## WORK REQUIRED
Copy out each line featuring the string "Diode" from the entries beneath.

[Dataset entries]
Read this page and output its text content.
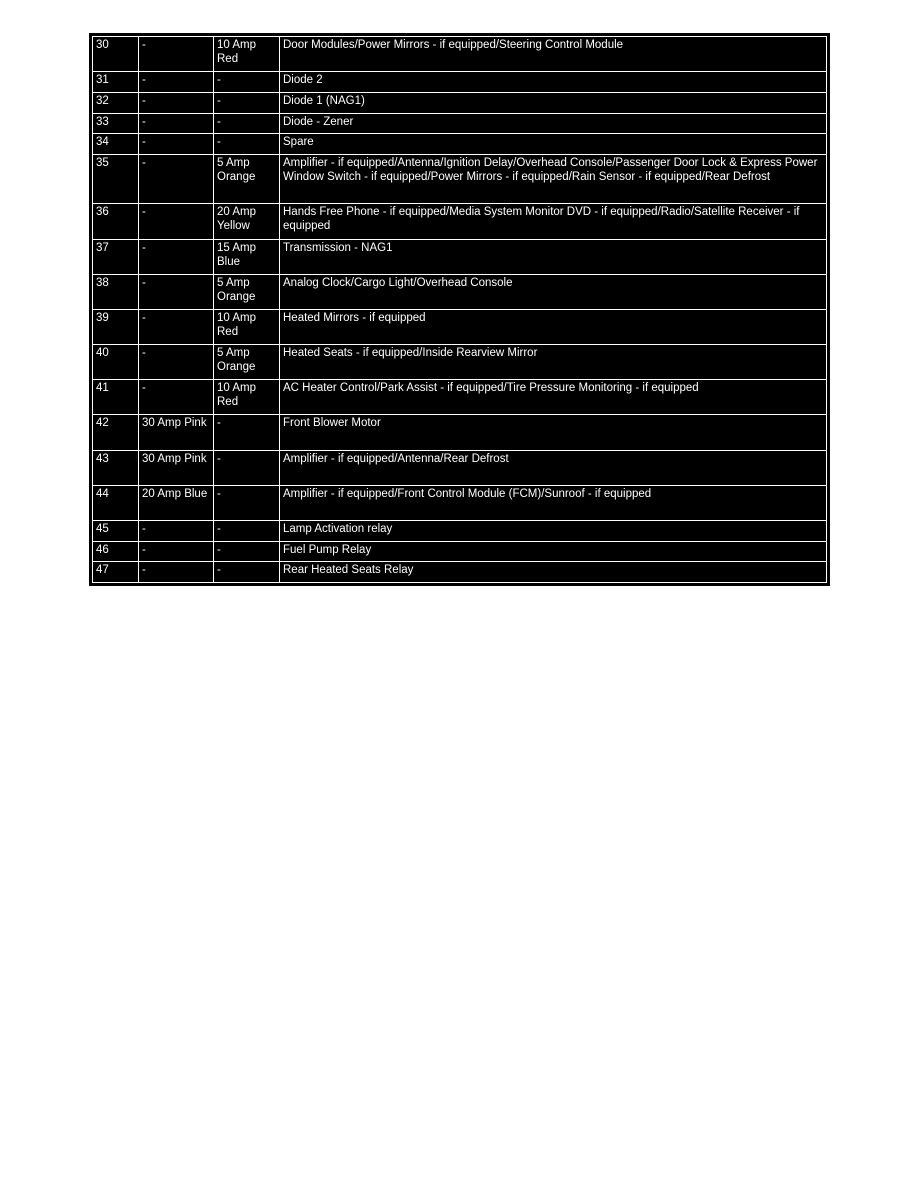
30	-	10 Amp Red	Door Modules/Power Mirrors - if equipped/Steering Control Module
31	-	-	Diode 2
32	-	-	Diode 1 (NAG1)
33	-	-	Diode - Zener
34	-	-	Spare
35	-	5 Amp Orange	Amplifier - if equipped/Antenna/Ignition Delay/Overhead Console/Passenger Door Lock & Express Power Window Switch - if equipped/Power Mirrors - if equipped/Rain Sensor - if equipped/Rear Defrost
36	-	20 Amp Yellow	Hands Free Phone - if equipped/Media System Monitor DVD - if equipped/Radio/Satellite Receiver - if equipped
37	-	15 Amp Blue	Transmission - NAG1
38	-	5 Amp Orange	Analog Clock/Cargo Light/Overhead Console
39	-	10 Amp Red	Heated Mirrors - if equipped
40	-	5 Amp Orange	Heated Seats - if equipped/Inside Rearview Mirror
41	-	10 Amp Red	AC Heater Control/Park Assist - if equipped/Tire Pressure Monitoring - if equipped
42	30 Amp Pink	-	Front Blower Motor
43	30 Amp Pink	-	Amplifier - if equipped/Antenna/Rear Defrost
44	20 Amp Blue	-	Amplifier - if equipped/Front Control Module (FCM)/Sunroof - if equipped
45	-	-	Lamp Activation relay
46	-	-	Fuel Pump Relay
47	-	-	Rear Heated Seats Relay
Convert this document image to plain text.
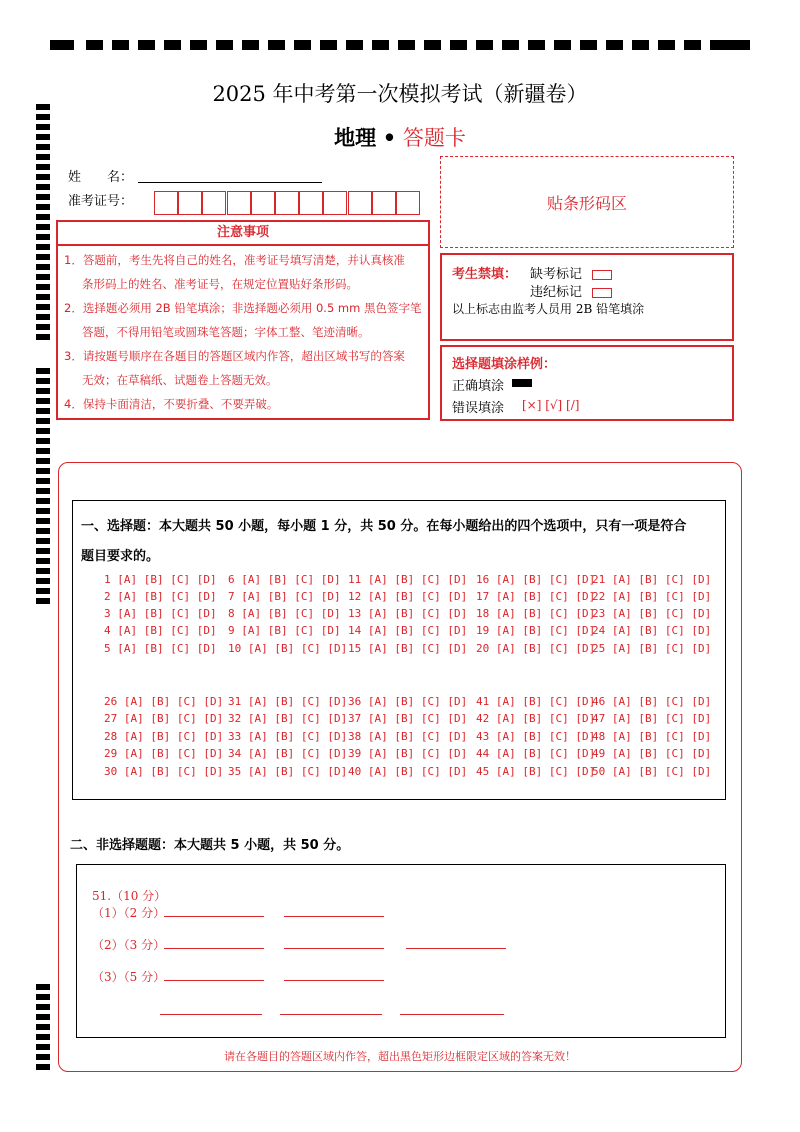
2025 年中考第一次模拟考试（新疆卷）
地理 • 答题卡
姓　　名：
准考证号：	贴条形码区
注意事项
1．答题前，考生先将自己的姓名，准考证号填写清楚，并认真核准
条形码上的姓名、准考证号，在规定位置贴好条形码。
2．选择题必须用 2B 铅笔填涂；非选择题必须用 0.5 mm 黑色签字笔
答题，不得用铅笔或圆珠笔答题；字体工整、笔迹清晰。
3．请按题号顺序在各题目的答题区域内作答，超出区域书写的答案
无效；在草稿纸、试题卷上答题无效。
4．保持卡面清洁，不要折叠、不要弄破。
考生禁填： 缺考标记
违纪标记
以上标志由监考人员用 2B 铅笔填涂
选择题填涂样例：
正确填涂
错误填涂 [×] [√] [/]
一、选择题：本大题共 50 小题，每小题 1 分，共 50 分。在每小题给出的四个选项中，只有一项是符合
题目要求的。
1 [A] [B] [C] [D]
2 [A] [B] [C] [D]
3 [A] [B] [C] [D]
4 [A] [B] [C] [D]
5 [A] [B] [C] [D]
6 [A] [B] [C] [D]
7 [A] [B] [C] [D]
8 [A] [B] [C] [D]
9 [A] [B] [C] [D]
10 [A] [B] [C] [D]
11 [A] [B] [C] [D]
12 [A] [B] [C] [D]
13 [A] [B] [C] [D]
14 [A] [B] [C] [D]
15 [A] [B] [C] [D]
16 [A] [B] [C] [D]
17 [A] [B] [C] [D]
18 [A] [B] [C] [D]
19 [A] [B] [C] [D]
20 [A] [B] [C] [D]
21 [A] [B] [C] [D]
22 [A] [B] [C] [D]
23 [A] [B] [C] [D]
24 [A] [B] [C] [D]
25 [A] [B] [C] [D]
26 [A] [B] [C] [D]
27 [A] [B] [C] [D]
28 [A] [B] [C] [D]
29 [A] [B] [C] [D]
30 [A] [B] [C] [D]
31 [A] [B] [C] [D]
32 [A] [B] [C] [D]
33 [A] [B] [C] [D]
34 [A] [B] [C] [D]
35 [A] [B] [C] [D]
36 [A] [B] [C] [D]
37 [A] [B] [C] [D]
38 [A] [B] [C] [D]
39 [A] [B] [C] [D]
40 [A] [B] [C] [D]
41 [A] [B] [C] [D]
42 [A] [B] [C] [D]
43 [A] [B] [C] [D]
44 [A] [B] [C] [D]
45 [A] [B] [C] [D]
46 [A] [B] [C] [D]
47 [A] [B] [C] [D]
48 [A] [B] [C] [D]
49 [A] [B] [C] [D]
50 [A] [B] [C] [D]
二、非选择题题：本大题共 5 小题，共 50 分。
51.（10 分）
（1）（2 分）
（2）（3 分）
（3）（5 分）
请在各题目的答题区域内作答，超出黑色矩形边框限定区域的答案无效！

## PROBLEM SOLUTION
31	-	-	Diode 2
32	-	-	Diode 1 (NAG1)
33	-	-	Diode - Zener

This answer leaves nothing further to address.